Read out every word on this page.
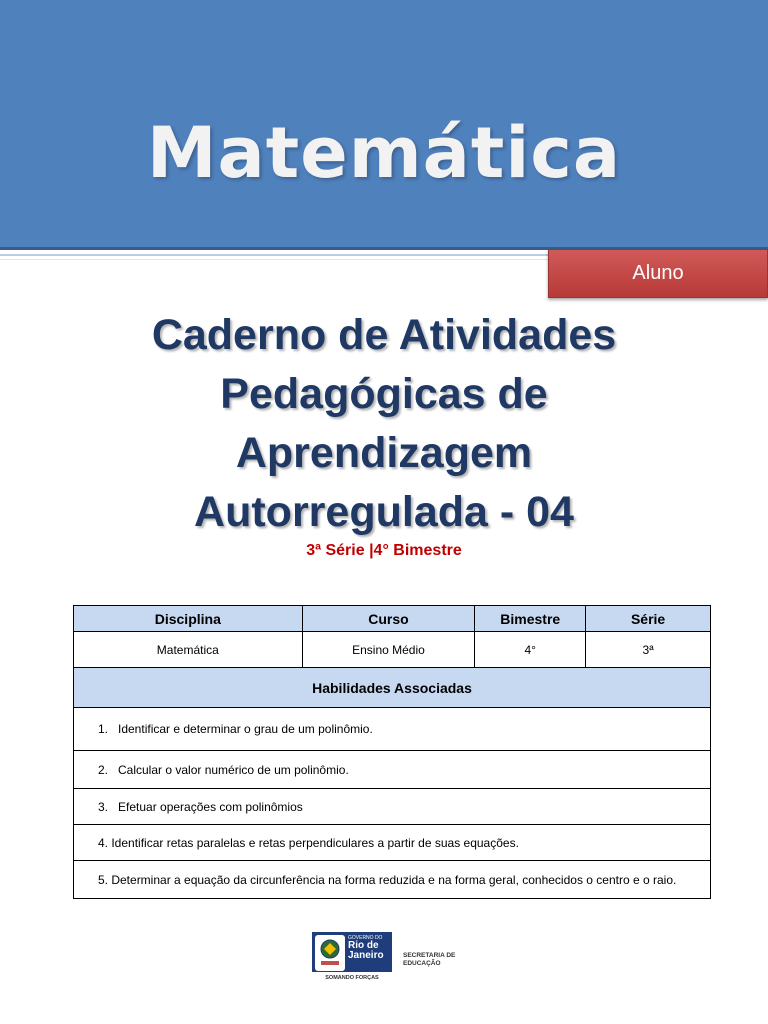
Matemática
Aluno
Caderno de Atividades
Pedagógicas de
Aprendizagem
Autorregulada - 04
3ª Série |4° Bimestre
Disciplina	Curso	Bimestre	Série
Matemática	Ensino Médio	4°	3ª
Habilidades Associadas			
1. Identificar e determinar o grau de um polinômio.			
2. Calcular o valor numérico de um polinômio.			
3. Efetuar operações com polinômios			
4. Identificar retas paralelas e retas perpendiculares a partir de suas equações.			
5. Determinar a equação da circunferência na forma reduzida e na forma geral, conhecidos o centro e o raio.			
GOVERNO DO
Rio de Janeiro	SECRETARIA DE EDUCAÇÃO
SOMANDO FORÇAS
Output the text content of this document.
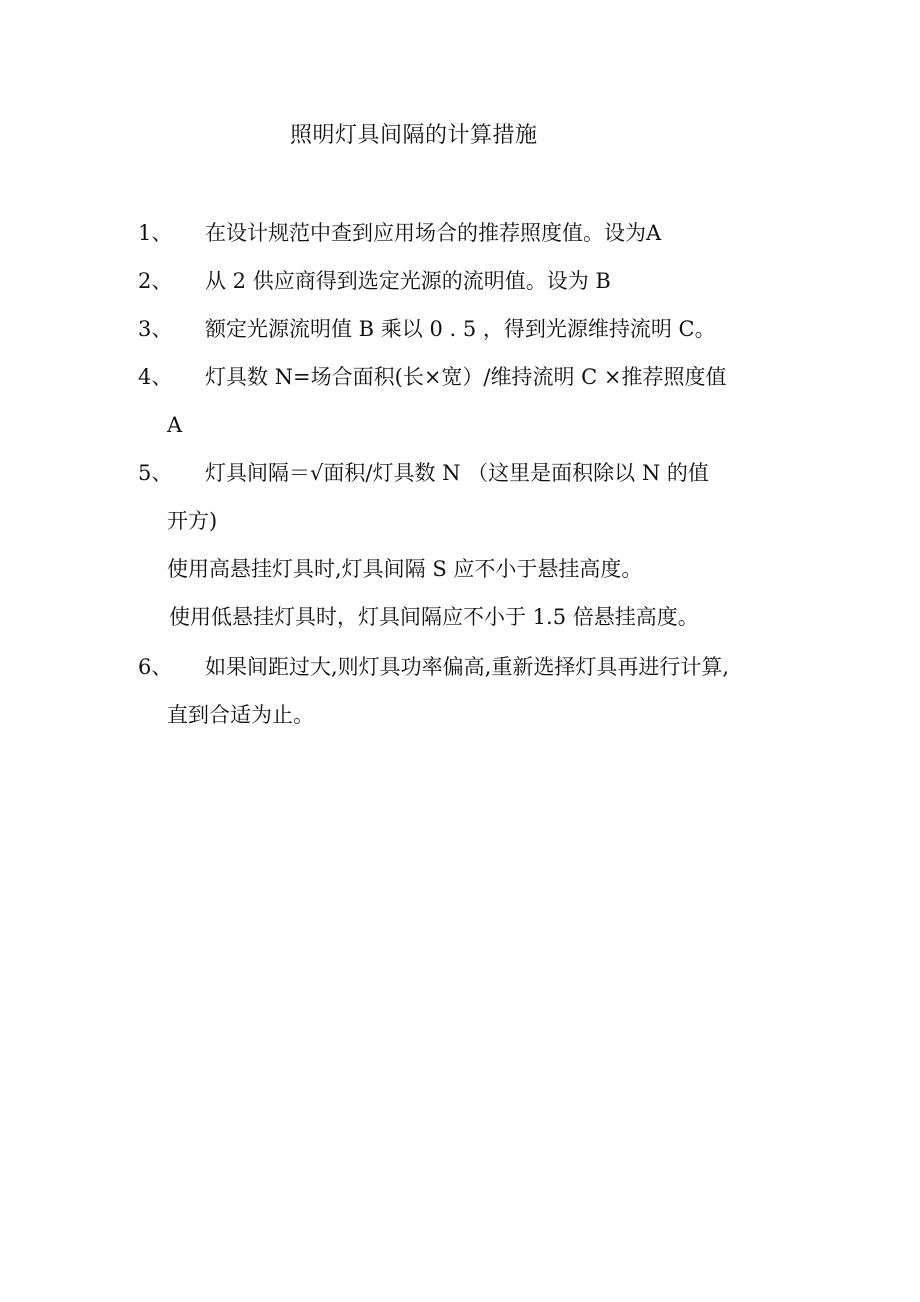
照明灯具间隔的计算措施
1、 在设计规范中查到应用场合的推荐照度值。设为A
2、 从 2 供应商得到选定光源的流明值。设为 B
3、 额定光源流明值 B 乘以 0 . 5 ，得到光源维持流明 C。
4、 灯具数 N=场合面积(长×宽）/维持流明 C ×推荐照度值
A
5、 灯具间隔＝√面积/灯具数 N （这里是面积除以 N 的值
开方)
使用高悬挂灯具时,灯具间隔 S 应不小于悬挂高度。
使用低悬挂灯具时，灯具间隔应不小于 1.5 倍悬挂高度。
6、 如果间距过大,则灯具功率偏高,重新选择灯具再进行计算,
直到合适为止。
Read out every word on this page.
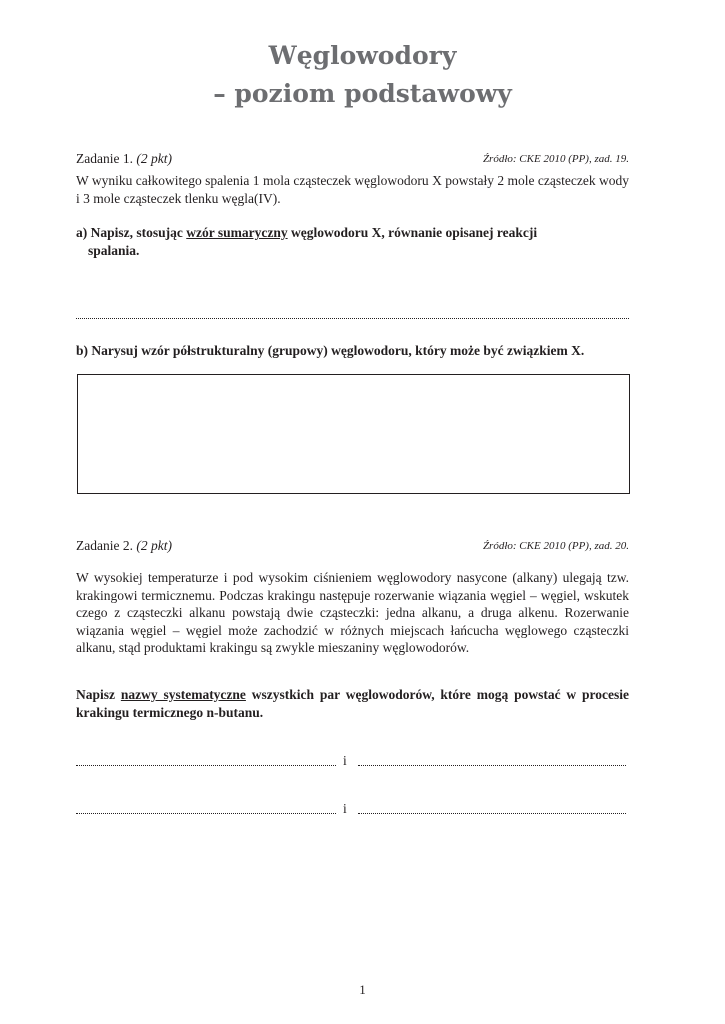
Węglowodory
– poziom podstawowy
Zadanie 1. (2 pkt)	Źródło: CKE 2010 (PP), zad. 19.

W wyniku całkowitego spalenia 1 mola cząsteczek węglowodoru X powstały 2 mole cząsteczek wody i 3 mole cząsteczek tlenku węgla(IV).

a) Napisz, stosując wzór sumaryczny węglowodoru X, równanie opisanej reakcji
spalania.
b) Narysuj wzór półstrukturalny (grupowy) węglowodoru, który może być związkiem X.
Zadanie 2. (2 pkt)	Źródło: CKE 2010 (PP), zad. 20.

W wysokiej temperaturze i pod wysokim ciśnieniem węglowodory nasycone (alkany) ulegają tzw. krakingowi termicznemu. Podczas krakingu następuje rozerwanie wiązania węgiel – węgiel, wskutek czego z cząsteczki alkanu powstają dwie cząsteczki: jedna alkanu, a druga alkenu. Rozerwanie wiązania węgiel – węgiel może zachodzić w różnych miejscach łańcucha węglowego cząsteczki alkanu, stąd produktami krakingu są zwykle mieszaniny węglowodorów.

Napisz nazwy systematyczne wszystkich par węglowodorów, które mogą powstać w procesie krakingu termicznego n-butanu.
i
i
1
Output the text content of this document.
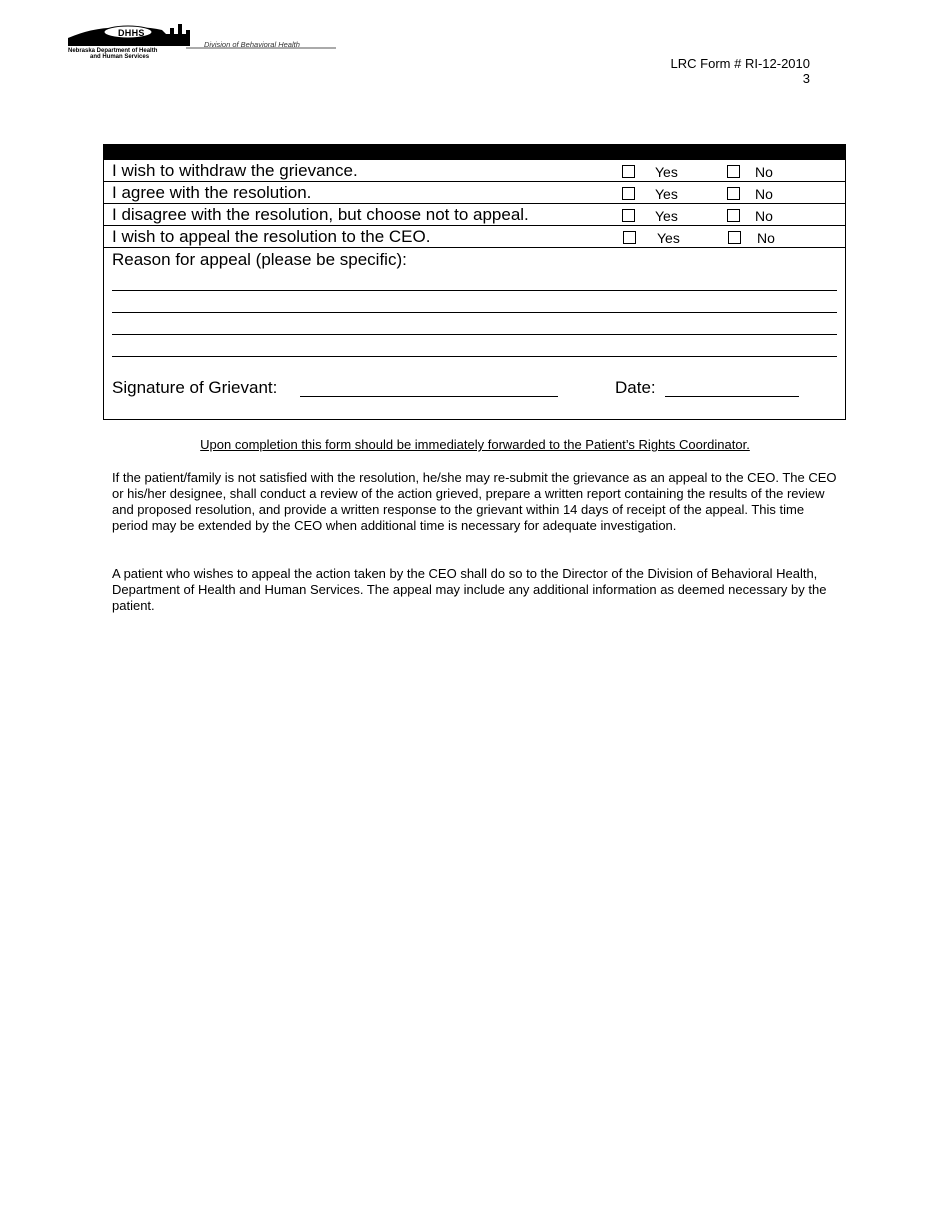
DHHS
Nebraska Department of Health
and Human Services
Division of Behavioral Health
LRC Form # RI-12-2010
3
I wish to withdraw the grievance.	Yes	No
I agree with the resolution.	Yes	No
I disagree with the resolution, but choose not to appeal.	Yes	No
I wish to appeal the resolution to the CEO.	Yes	No
Reason for appeal (please be specific):
Signature of Grievant:	Date:
Upon completion this form should be immediately forwarded to the Patient’s Rights Coordinator.
If the patient/family is not satisfied with the resolution, he/she may re-submit the grievance as an appeal to the CEO. The CEO or his/her designee, shall conduct a review of the action grieved, prepare a written report containing the results of the review and proposed resolution, and provide a written response to the grievant within 14 days of receipt of the appeal. This time period may be extended by the CEO when additional time is necessary for adequate investigation.
A patient who wishes to appeal the action taken by the CEO shall do so to the Director of the Division of Behavioral Health, Department of Health and Human Services. The appeal may include any additional information as deemed necessary by the patient.
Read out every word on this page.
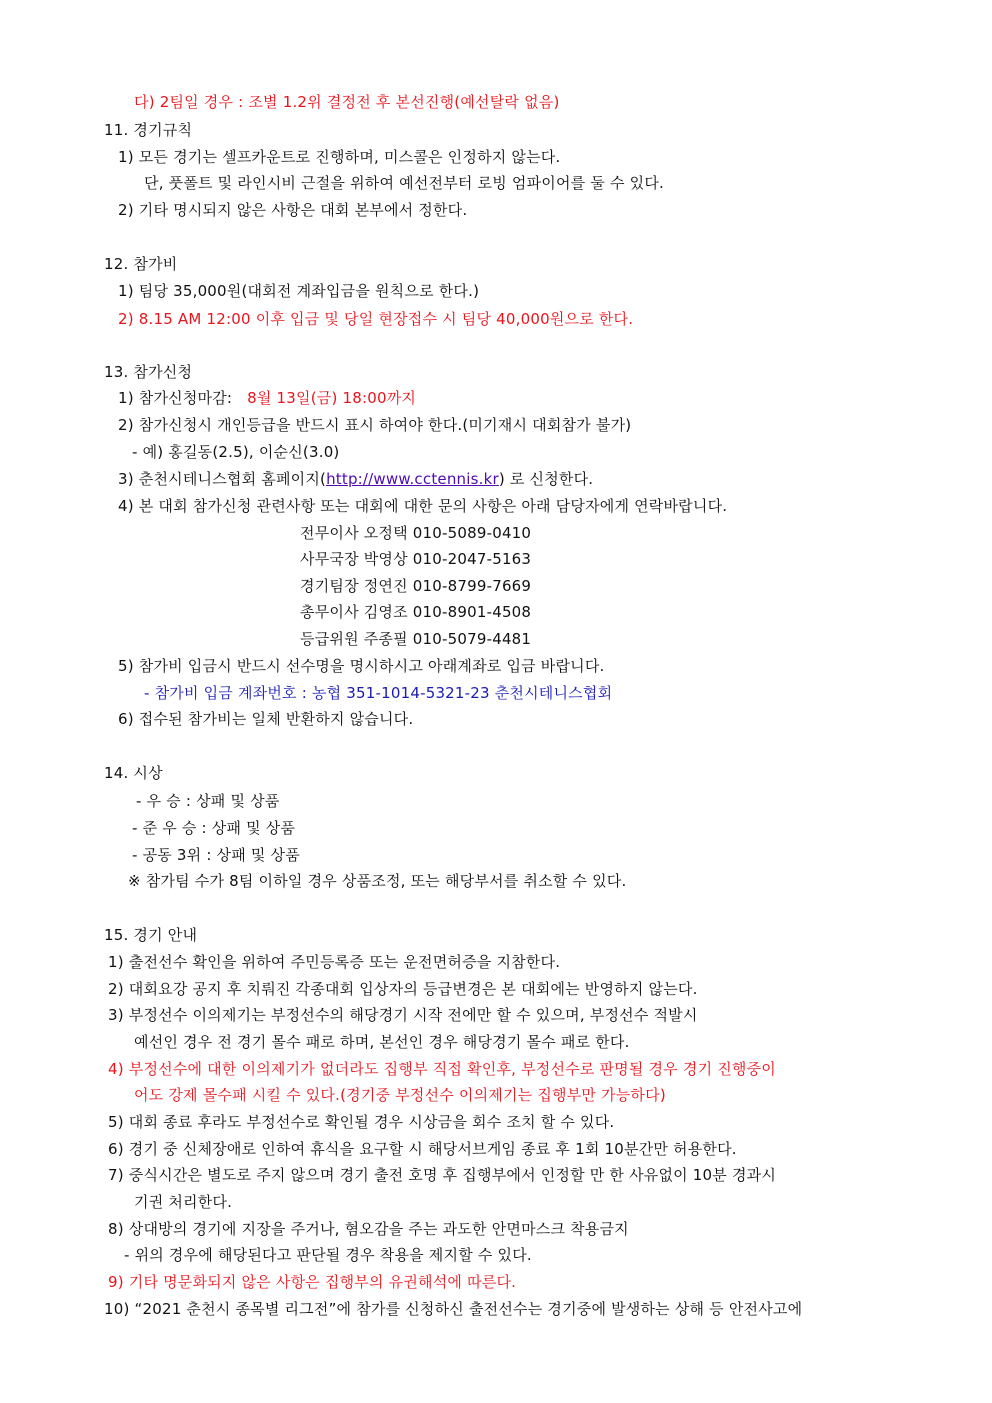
다) 2팀일 경우 : 조별 1.2위 결정전 후 본선진행(예선탈락 없음)
11. 경기규칙
1) 모든 경기는 셀프카운트로 진행하며, 미스콜은 인정하지 않는다.
단, 풋폴트 및 라인시비 근절을 위하여 예선전부터 로빙 엄파이어를 둘 수 있다.
2) 기타 명시되지 않은 사항은 대회 본부에서 정한다.
12. 참가비
1) 팀당 35,000원(대회전 계좌입금을 원칙으로 한다.)
2) 8.15 AM 12:00 이후 입금 및 당일 현장접수 시 팀당 40,000원으로 한다.
13. 참가신청
1) 참가신청마감: 8월 13일(금) 18:00까지
2) 참가신청시 개인등급을 반드시 표시 하여야 한다.(미기재시 대회참가 불가)
- 예) 홍길동(2.5), 이순신(3.0)
3) 춘천시테니스협회 홈페이지(http://www.cctennis.kr) 로 신청한다.
4) 본 대회 참가신청 관련사항 또는 대회에 대한 문의 사항은 아래 담당자에게 연락바랍니다.
전무이사 오정택 010-5089-0410
사무국장 박영상 010-2047-5163
경기팀장 정연진 010-8799-7669
총무이사 김영조 010-8901-4508
등급위원 주종필 010-5079-4481
5) 참가비 입금시 반드시 선수명을 명시하시고 아래계좌로 입금 바랍니다.
- 참가비 입금 계좌번호 : 농협 351-1014-5321-23 춘천시테니스협회
6) 접수된 참가비는 일체 반환하지 않습니다.
14. 시상
- 우 승 : 상패 및 상품
- 준 우 승 : 상패 및 상품
- 공동 3위 : 상패 및 상품
※ 참가팀 수가 8팀 이하일 경우 상품조정, 또는 해당부서를 취소할 수 있다.
15. 경기 안내
1) 출전선수 확인을 위하여 주민등록증 또는 운전면허증을 지참한다.
2) 대회요강 공지 후 치뤄진 각종대회 입상자의 등급변경은 본 대회에는 반영하지 않는다.
3) 부정선수 이의제기는 부정선수의 해당경기 시작 전에만 할 수 있으며, 부정선수 적발시
예선인 경우 전 경기 몰수 패로 하며, 본선인 경우 해당경기 몰수 패로 한다.
4) 부정선수에 대한 이의제기가 없더라도 집행부 직접 확인후, 부정선수로 판명될 경우 경기 진행중이
어도 강제 몰수패 시킬 수 있다.(경기중 부정선수 이의제기는 집행부만 가능하다)
5) 대회 종료 후라도 부정선수로 확인될 경우 시상금을 회수 조치 할 수 있다.
6) 경기 중 신체장애로 인하여 휴식을 요구할 시 해당서브게임 종료 후 1회 10분간만 허용한다.
7) 중식시간은 별도로 주지 않으며 경기 출전 호명 후 집행부에서 인정할 만 한 사유없이 10분 경과시
기권 처리한다.
8) 상대방의 경기에 지장을 주거나, 혐오감을 주는 과도한 안면마스크 착용금지
- 위의 경우에 해당된다고 판단될 경우 착용을 제지할 수 있다.
9) 기타 명문화되지 않은 사항은 집행부의 유권해석에 따른다.
10) “2021 춘천시 종목별 리그전”에 참가를 신청하신 출전선수는 경기중에 발생하는 상해 등 안전사고에
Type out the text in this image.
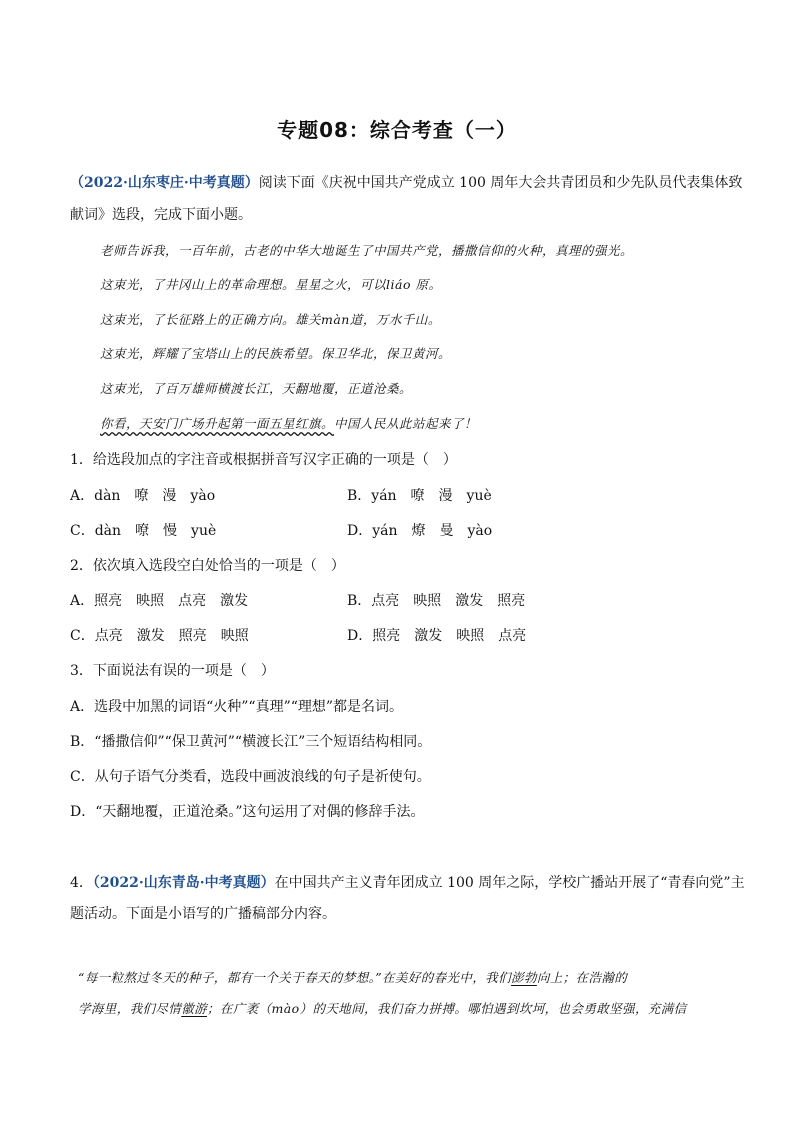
专题08：综合考查（一）
（2022·山东枣庄·中考真题）阅读下面《庆祝中国共产党成立 100 周年大会共青团员和少先队员代表集体致
献词》选段，完成下面小题。
老师告诉我，一百年前，古老的中华大地诞生了中国共产党，播撒信仰的火种，真理的强光。
这束光，了井冈山上的革命理想。星星之火，可以liáo 原。
这束光，了长征路上的正确方向。雄关màn道，万水千山。
这束光，辉耀了宝塔山上的民族希望。保卫华北，保卫黄河。
这束光，了百万雄师横渡长江，天翻地覆，正道沧桑。
你看，天安门广场升起第一面五星红旗。中国人民从此站起来了！
1．给选段加点的字注音或根据拼音写汉字正确的一项是（　）
A．dàn　嘹　漫　yào	B．yán　嘹　漫　yuè
C．dàn　嘹　慢　yuè	D．yán　燎　曼　yào
2．依次填入选段空白处恰当的一项是（　）
A．照亮　映照　点亮　激发	B．点亮　映照　激发　照亮
C．点亮　激发　照亮　映照	D．照亮　激发　映照　点亮
3．下面说法有误的一项是（　）
A．选段中加黑的词语“火种”“真理”“理想”都是名词。
B．“播撒信仰”“保卫黄河”“横渡长江”三个短语结构相同。
C．从句子语气分类看，选段中画波浪线的句子是祈使句。
D．“天翻地覆，正道沧桑。”这句运用了对偶的修辞手法。
4．（2022·山东青岛·中考真题）在中国共产主义青年团成立 100 周年之际，学校广播站开展了“青春向党”主
题活动。下面是小语写的广播稿部分内容。
“每一粒熬过冬天的种子，都有一个关于春天的梦想。”在美好的春光中，我们澎勃向上；在浩瀚的
学海里，我们尽情徽游；在广袤（mào）的天地间，我们奋力拼搏。哪怕遇到坎坷，也会勇敢坚强，充满信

______

TASK DETAILS
Look through the entries and return every line where "Division" appears.

RESULT
Division of Behavioral Health
A patient who wishes to appeal the action taken by the CEO shall do so to the Director of the Division of Behavioral Health, Department of Health and Human Services. The appeal may include any additional information as deemed necessary by the patient.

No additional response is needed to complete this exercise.